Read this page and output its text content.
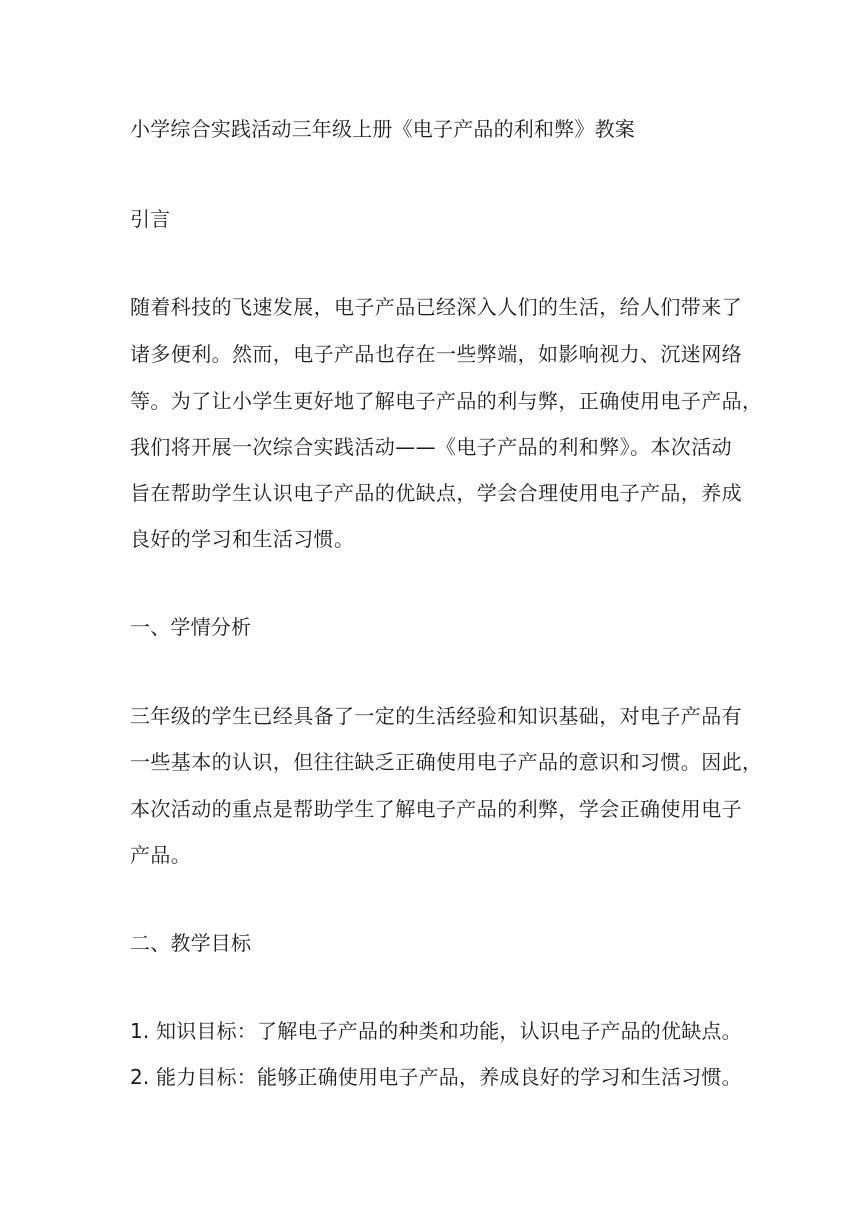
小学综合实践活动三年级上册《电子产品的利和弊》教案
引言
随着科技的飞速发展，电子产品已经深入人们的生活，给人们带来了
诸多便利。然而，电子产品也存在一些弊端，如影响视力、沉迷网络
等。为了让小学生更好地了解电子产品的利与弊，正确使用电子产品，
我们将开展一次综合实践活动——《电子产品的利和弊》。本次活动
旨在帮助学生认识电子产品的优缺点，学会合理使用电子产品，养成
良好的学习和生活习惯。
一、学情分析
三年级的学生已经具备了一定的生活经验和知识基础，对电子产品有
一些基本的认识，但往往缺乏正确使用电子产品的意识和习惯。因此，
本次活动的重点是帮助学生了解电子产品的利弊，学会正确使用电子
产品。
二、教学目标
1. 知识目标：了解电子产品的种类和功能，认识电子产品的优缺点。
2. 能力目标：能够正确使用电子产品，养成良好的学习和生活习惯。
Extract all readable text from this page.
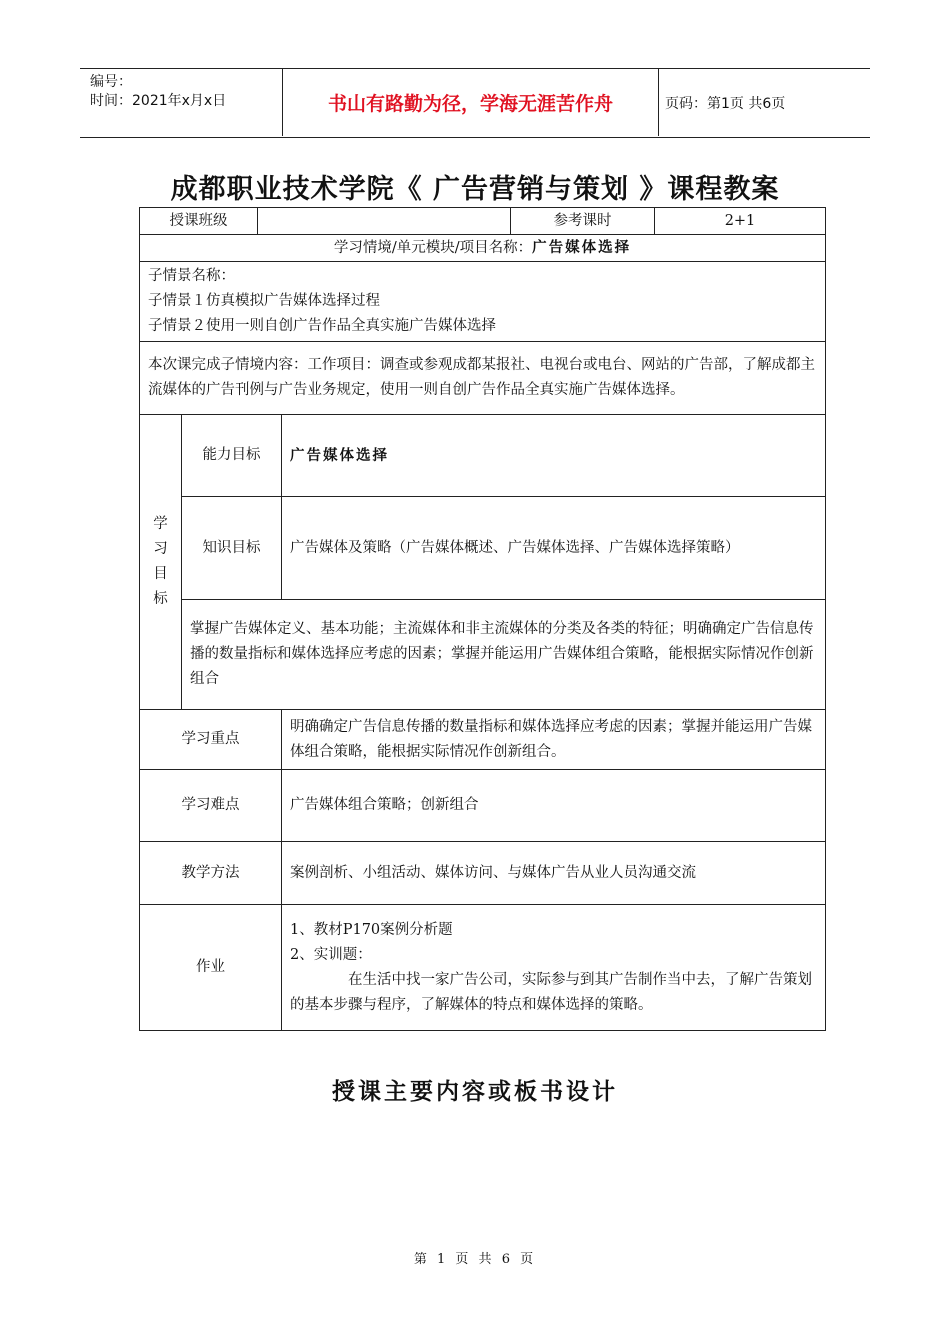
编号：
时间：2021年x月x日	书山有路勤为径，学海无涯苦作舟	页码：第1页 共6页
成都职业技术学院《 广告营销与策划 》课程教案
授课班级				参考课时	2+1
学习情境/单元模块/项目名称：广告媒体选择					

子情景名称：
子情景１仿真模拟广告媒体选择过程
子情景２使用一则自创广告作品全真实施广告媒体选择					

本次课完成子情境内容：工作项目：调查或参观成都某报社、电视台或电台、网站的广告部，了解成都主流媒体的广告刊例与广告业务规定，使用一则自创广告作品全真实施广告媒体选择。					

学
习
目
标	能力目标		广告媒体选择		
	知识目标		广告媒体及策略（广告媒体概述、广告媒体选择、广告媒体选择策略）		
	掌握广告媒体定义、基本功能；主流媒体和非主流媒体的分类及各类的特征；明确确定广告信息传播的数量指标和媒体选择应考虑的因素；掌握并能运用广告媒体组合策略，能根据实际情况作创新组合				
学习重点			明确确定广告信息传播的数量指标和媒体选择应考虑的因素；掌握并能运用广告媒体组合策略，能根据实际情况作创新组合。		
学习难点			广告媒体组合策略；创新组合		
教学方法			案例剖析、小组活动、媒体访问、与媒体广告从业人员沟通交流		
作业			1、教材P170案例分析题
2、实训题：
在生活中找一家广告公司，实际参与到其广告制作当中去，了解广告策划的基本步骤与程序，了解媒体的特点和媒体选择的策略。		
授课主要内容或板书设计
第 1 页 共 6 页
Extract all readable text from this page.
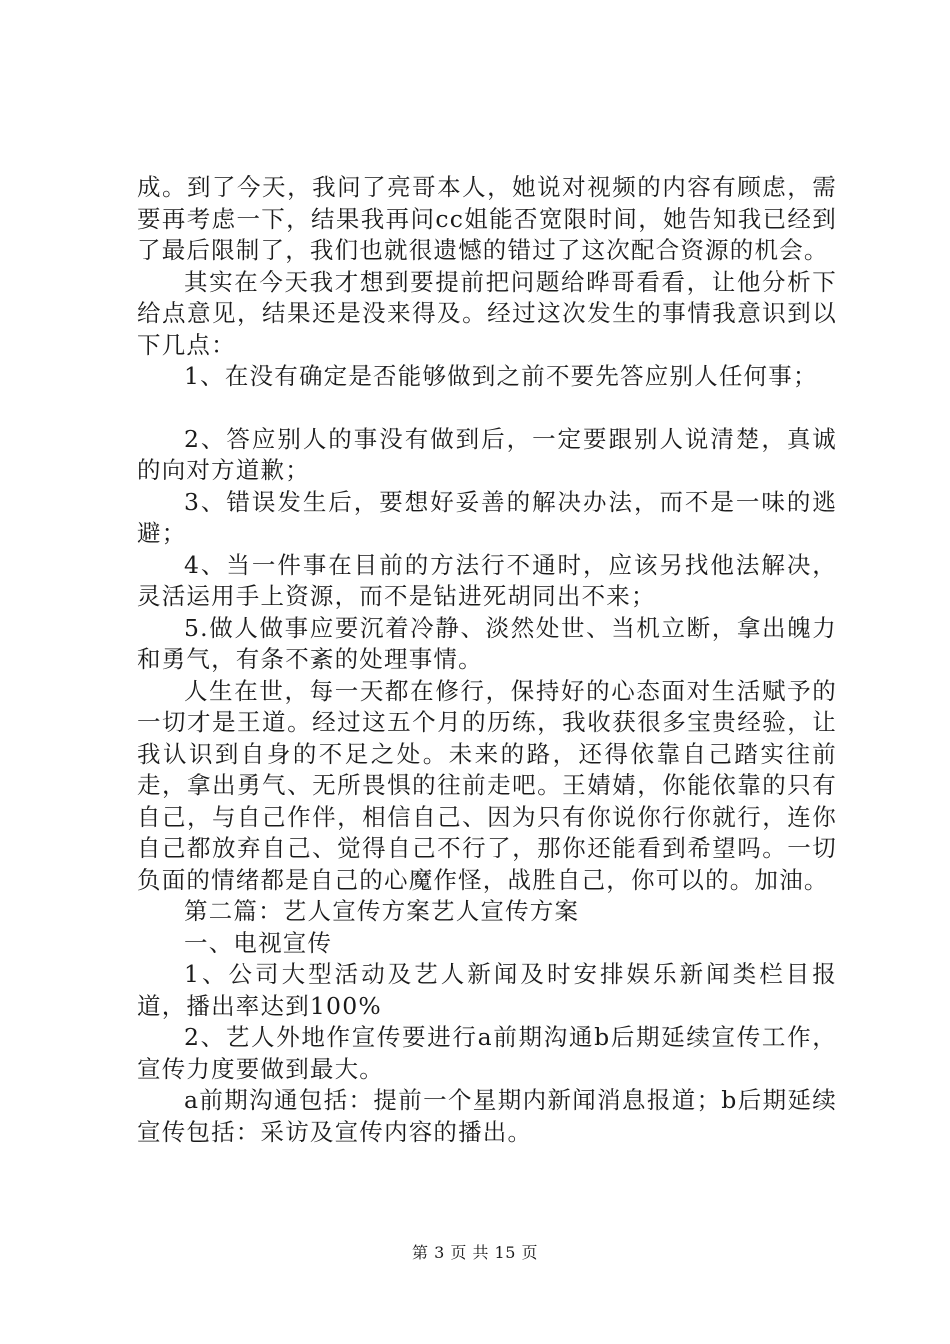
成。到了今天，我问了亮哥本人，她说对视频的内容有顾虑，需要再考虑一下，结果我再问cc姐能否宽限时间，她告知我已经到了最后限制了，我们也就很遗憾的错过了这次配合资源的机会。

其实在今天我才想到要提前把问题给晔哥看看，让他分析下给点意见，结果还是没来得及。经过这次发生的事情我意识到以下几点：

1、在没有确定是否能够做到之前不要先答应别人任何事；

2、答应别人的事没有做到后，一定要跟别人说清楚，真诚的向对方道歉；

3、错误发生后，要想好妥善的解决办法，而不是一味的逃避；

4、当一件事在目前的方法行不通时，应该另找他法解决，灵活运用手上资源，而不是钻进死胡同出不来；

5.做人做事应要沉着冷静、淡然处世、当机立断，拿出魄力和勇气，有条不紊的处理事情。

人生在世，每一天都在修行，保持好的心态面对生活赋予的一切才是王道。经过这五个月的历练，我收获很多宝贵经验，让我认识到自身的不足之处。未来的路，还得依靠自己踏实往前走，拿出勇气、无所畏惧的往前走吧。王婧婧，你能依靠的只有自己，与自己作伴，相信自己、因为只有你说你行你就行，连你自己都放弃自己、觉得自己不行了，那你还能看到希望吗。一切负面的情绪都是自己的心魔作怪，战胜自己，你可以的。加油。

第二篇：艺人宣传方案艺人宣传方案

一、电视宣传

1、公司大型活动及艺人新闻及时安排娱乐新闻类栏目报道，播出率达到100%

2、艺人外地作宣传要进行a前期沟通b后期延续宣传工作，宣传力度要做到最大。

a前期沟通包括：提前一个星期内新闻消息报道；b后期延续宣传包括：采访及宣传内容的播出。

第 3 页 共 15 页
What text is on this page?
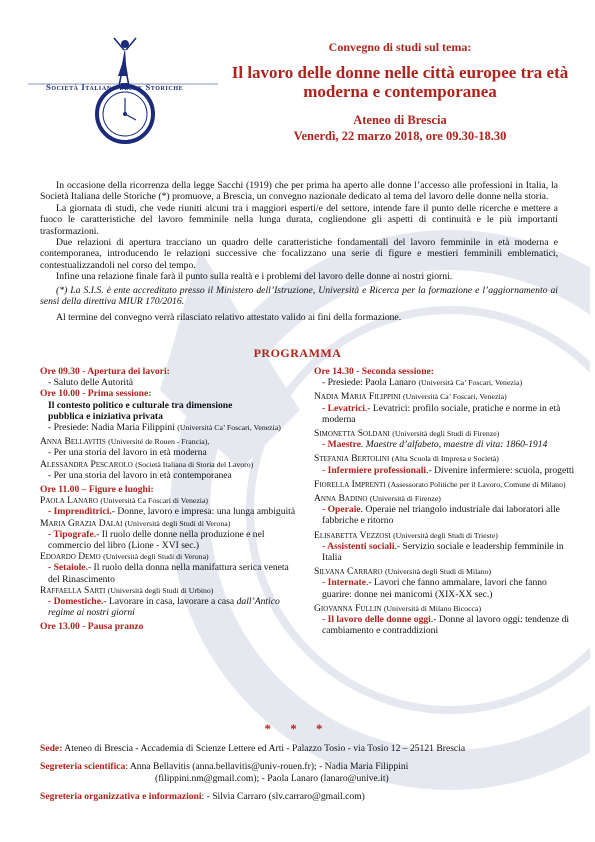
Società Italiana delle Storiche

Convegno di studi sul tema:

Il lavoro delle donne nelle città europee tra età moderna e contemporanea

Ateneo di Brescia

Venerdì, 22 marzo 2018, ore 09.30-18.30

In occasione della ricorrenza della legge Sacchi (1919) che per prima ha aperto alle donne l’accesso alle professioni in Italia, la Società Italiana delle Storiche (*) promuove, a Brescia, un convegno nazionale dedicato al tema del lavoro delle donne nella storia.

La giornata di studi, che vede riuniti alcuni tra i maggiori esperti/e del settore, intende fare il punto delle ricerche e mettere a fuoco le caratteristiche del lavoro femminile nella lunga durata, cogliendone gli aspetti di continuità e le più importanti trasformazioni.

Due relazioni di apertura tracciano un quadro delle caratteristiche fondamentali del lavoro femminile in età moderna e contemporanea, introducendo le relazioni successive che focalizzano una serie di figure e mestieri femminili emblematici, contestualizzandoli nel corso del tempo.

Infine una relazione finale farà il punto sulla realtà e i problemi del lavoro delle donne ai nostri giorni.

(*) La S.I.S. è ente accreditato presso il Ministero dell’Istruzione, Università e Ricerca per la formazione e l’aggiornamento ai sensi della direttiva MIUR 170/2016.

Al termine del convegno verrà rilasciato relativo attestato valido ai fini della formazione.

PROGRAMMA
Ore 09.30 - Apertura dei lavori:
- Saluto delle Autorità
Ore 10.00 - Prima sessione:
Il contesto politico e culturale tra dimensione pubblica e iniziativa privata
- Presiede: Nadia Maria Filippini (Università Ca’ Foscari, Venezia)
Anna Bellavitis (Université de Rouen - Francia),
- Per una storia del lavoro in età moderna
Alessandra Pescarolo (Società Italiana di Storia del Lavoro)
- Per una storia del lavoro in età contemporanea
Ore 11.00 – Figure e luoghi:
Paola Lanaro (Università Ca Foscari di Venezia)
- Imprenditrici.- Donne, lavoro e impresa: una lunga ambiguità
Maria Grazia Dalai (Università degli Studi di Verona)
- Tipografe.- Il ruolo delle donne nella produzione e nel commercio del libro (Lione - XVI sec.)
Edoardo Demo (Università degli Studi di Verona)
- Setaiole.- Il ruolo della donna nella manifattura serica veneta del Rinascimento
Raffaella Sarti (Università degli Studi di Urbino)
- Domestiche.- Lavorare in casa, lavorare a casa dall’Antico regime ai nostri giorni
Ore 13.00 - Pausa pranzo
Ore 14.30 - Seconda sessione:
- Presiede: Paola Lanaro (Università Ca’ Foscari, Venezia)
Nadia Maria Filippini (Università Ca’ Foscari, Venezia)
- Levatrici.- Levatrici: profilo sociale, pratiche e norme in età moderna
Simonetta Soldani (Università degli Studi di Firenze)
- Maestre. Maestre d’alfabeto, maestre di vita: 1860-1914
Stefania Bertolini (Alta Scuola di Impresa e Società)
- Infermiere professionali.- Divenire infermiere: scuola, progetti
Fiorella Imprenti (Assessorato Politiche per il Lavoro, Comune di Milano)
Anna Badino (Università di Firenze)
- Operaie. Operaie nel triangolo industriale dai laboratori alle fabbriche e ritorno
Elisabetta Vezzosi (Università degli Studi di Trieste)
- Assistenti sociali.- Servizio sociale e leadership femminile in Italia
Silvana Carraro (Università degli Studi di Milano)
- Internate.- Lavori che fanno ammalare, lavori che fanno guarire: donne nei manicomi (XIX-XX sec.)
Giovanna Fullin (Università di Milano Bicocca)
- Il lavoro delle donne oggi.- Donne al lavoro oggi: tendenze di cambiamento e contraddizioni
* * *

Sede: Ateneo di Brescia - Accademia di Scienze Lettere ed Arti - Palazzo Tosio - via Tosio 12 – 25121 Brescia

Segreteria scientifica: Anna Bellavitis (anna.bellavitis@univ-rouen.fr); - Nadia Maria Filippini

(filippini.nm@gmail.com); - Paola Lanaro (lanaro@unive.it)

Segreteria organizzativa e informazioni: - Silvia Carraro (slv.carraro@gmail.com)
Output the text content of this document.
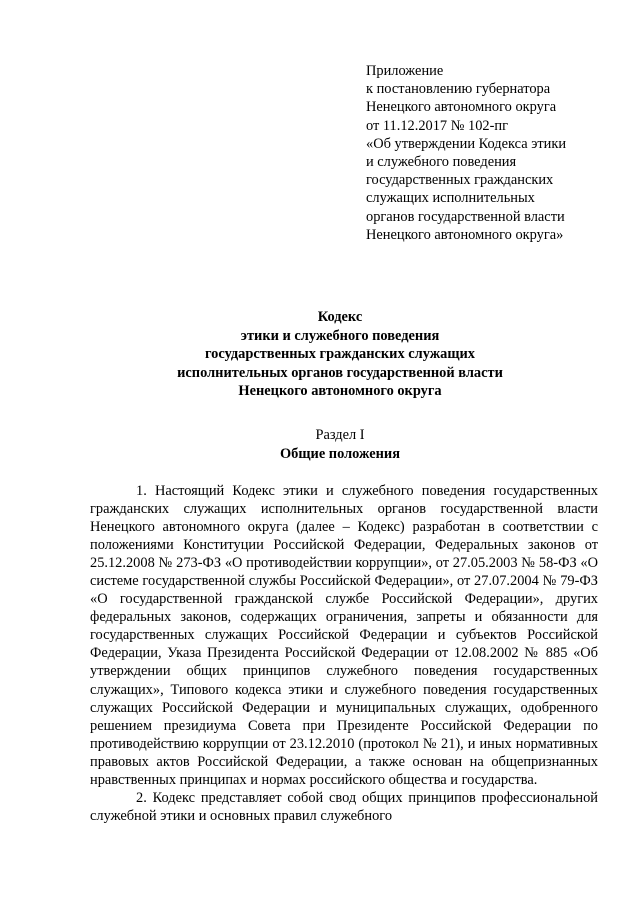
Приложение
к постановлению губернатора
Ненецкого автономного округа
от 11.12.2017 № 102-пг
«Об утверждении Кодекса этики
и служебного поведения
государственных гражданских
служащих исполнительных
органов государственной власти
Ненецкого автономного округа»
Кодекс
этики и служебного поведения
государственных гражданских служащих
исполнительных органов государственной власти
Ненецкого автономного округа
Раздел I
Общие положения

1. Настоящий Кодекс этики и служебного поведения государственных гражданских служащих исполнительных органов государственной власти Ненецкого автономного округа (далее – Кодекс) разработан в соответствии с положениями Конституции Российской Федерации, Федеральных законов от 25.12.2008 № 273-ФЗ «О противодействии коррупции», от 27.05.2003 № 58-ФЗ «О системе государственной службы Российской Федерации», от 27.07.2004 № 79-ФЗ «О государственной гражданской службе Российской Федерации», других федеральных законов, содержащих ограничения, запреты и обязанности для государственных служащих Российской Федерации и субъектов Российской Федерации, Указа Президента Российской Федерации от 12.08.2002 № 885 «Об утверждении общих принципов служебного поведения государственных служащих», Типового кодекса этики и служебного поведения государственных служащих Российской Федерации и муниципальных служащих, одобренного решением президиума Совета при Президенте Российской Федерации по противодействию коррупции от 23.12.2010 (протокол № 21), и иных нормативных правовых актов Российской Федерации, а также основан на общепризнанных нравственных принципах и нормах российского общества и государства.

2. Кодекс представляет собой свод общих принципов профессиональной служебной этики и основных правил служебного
━━━
What is being asked: Your output should consist solely of the lines from the line containing "Output the text content of this document." through the end of the data above, copied exactly, with images removed.

Answer for this exercise:
Output the text content of this document.
Приложение
к постановлению губернатора
Ненецкого автономного округа
от 11.12.2017 № 102-пг
«Об утверждении Кодекса этики
и служебного поведения
государственных гражданских
служащих исполнительных
органов государственной власти
Ненецкого автономного округа»
Кодекс
этики и служебного поведения
государственных гражданских служащих
исполнительных органов государственной власти
Ненецкого автономного округа
Раздел I
Общие положения

1. Настоящий Кодекс этики и служебного поведения государственных гражданских служащих исполнительных органов государственной власти Ненецкого автономного округа (далее – Кодекс) разработан в соответствии с положениями Конституции Российской Федерации, Федеральных законов от 25.12.2008 № 273-ФЗ «О противодействии коррупции», от 27.05.2003 № 58-ФЗ «О системе государственной службы Российской Федерации», от 27.07.2004 № 79-ФЗ «О государственной гражданской службе Российской Федерации», других федеральных законов, содержащих ограничения, запреты и обязанности для государственных служащих Российской Федерации и субъектов Российской Федерации, Указа Президента Российской Федерации от 12.08.2002 № 885 «Об утверждении общих принципов служебного поведения государственных служащих», Типового кодекса этики и служебного поведения государственных служащих Российской Федерации и муниципальных служащих, одобренного решением президиума Совета при Президенте Российской Федерации по противодействию коррупции от 23.12.2010 (протокол № 21), и иных нормативных правовых актов Российской Федерации, а также основан на общепризнанных нравственных принципах и нормах российского общества и государства.

2. Кодекс представляет собой свод общих принципов профессиональной служебной этики и основных правил служебного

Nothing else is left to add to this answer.